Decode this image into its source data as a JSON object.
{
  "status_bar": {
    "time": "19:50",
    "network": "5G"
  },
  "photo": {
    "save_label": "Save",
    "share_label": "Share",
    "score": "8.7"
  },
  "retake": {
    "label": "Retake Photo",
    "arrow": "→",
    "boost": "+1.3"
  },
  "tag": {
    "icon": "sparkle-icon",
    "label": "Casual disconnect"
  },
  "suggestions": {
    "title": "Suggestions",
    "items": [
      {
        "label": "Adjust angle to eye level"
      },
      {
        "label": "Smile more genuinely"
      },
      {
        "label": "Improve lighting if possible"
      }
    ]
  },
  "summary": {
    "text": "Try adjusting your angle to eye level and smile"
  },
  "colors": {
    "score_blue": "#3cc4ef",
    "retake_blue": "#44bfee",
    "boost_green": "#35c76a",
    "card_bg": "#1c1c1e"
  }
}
::::::::
What is required>
Reproduce the data shown above exactly.

Reply>
Decode this image into its source data as a JSON object.
{
  "status_bar": {
    "time": "19:50",
    "network": "5G"
  },
  "photo": {
    "save_label": "Save",
    "share_label": "Share",
    "score": "8.7"
  },
  "retake": {
    "label": "Retake Photo",
    "arrow": "→",
    "boost": "+1.3"
  },
  "tag": {
    "icon": "sparkle-icon",
    "label": "Casual disconnect"
  },
  "suggestions": {
    "title": "Suggestions",
    "items": [
      {
        "label": "Adjust angle to eye level"
      },
      {
        "label": "Smile more genuinely"
      },
      {
        "label": "Improve lighting if possible"
      }
    ]
  },
  "summary": {
    "text": "Try adjusting your angle to eye level and smile"
  },
  "colors": {
    "score_blue": "#3cc4ef",
    "retake_blue": "#44bfee",
    "boost_green": "#35c76a",
    "card_bg": "#1c1c1e"
  }
}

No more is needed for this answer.